--- Begin Excerpted data ---

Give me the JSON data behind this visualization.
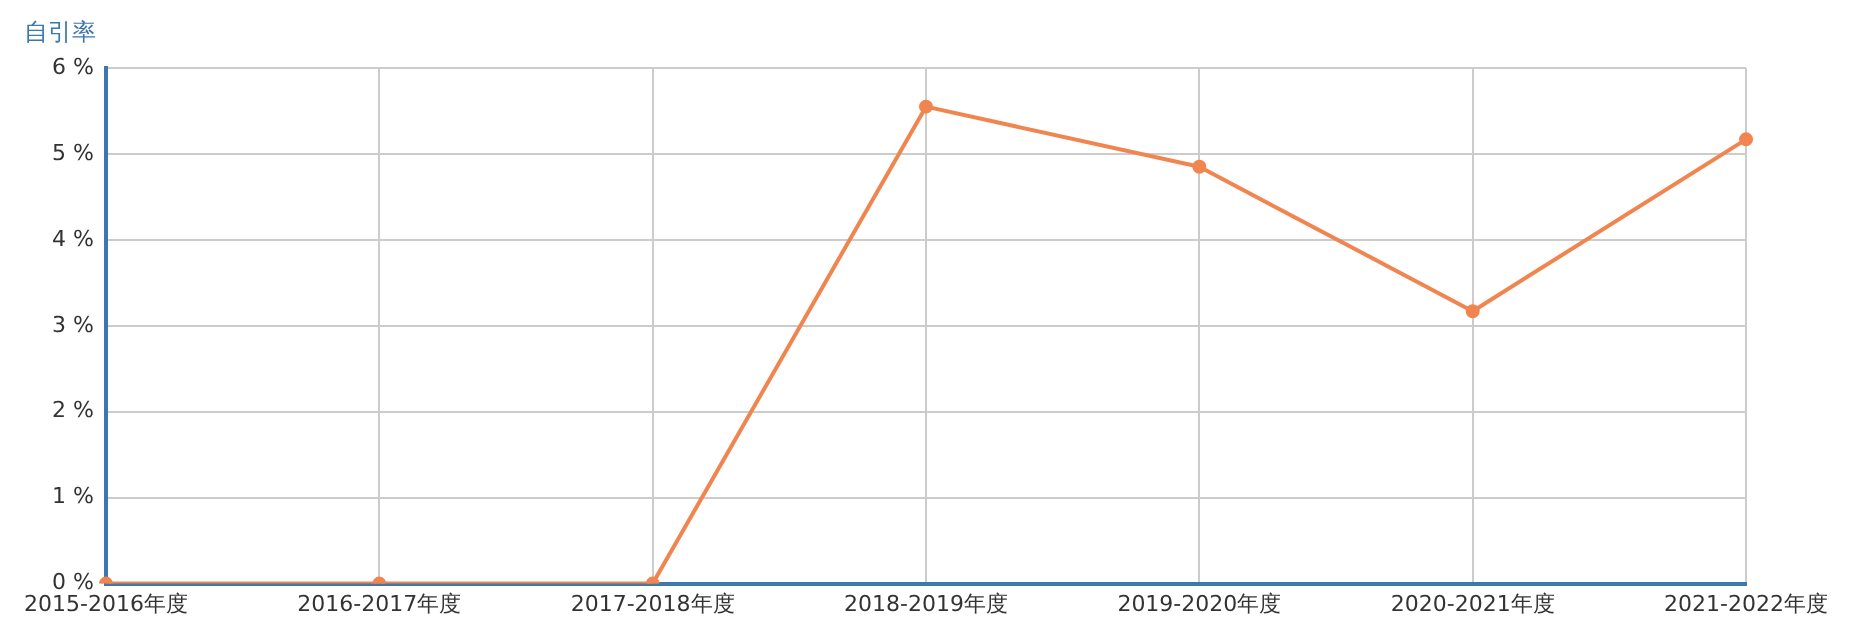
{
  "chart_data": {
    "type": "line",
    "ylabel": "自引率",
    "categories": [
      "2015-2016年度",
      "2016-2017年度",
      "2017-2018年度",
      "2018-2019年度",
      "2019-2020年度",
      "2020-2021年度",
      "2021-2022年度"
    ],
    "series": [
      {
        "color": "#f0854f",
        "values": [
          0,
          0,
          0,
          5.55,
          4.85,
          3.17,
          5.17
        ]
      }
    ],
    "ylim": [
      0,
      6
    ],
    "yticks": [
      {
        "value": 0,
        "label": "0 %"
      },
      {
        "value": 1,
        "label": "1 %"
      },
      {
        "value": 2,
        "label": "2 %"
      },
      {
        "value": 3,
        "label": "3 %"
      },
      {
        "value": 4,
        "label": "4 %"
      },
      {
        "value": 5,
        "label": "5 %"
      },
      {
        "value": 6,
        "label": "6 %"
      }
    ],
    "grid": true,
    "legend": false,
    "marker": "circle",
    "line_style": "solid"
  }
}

--- End Excerpted data ---

● Exercise instructions
Leave the pictures out and reproduce all of the records exactly.

● Answer to this problem
Give me the JSON data behind this visualization.
{
  "chart_data": {
    "type": "line",
    "ylabel": "自引率",
    "categories": [
      "2015-2016年度",
      "2016-2017年度",
      "2017-2018年度",
      "2018-2019年度",
      "2019-2020年度",
      "2020-2021年度",
      "2021-2022年度"
    ],
    "series": [
      {
        "color": "#f0854f",
        "values": [
          0,
          0,
          0,
          5.55,
          4.85,
          3.17,
          5.17
        ]
      }
    ],
    "ylim": [
      0,
      6
    ],
    "yticks": [
      {
        "value": 0,
        "label": "0 %"
      },
      {
        "value": 1,
        "label": "1 %"
      },
      {
        "value": 2,
        "label": "2 %"
      },
      {
        "value": 3,
        "label": "3 %"
      },
      {
        "value": 4,
        "label": "4 %"
      },
      {
        "value": 5,
        "label": "5 %"
      },
      {
        "value": 6,
        "label": "6 %"
      }
    ],
    "grid": true,
    "legend": false,
    "marker": "circle",
    "line_style": "solid"
  }
}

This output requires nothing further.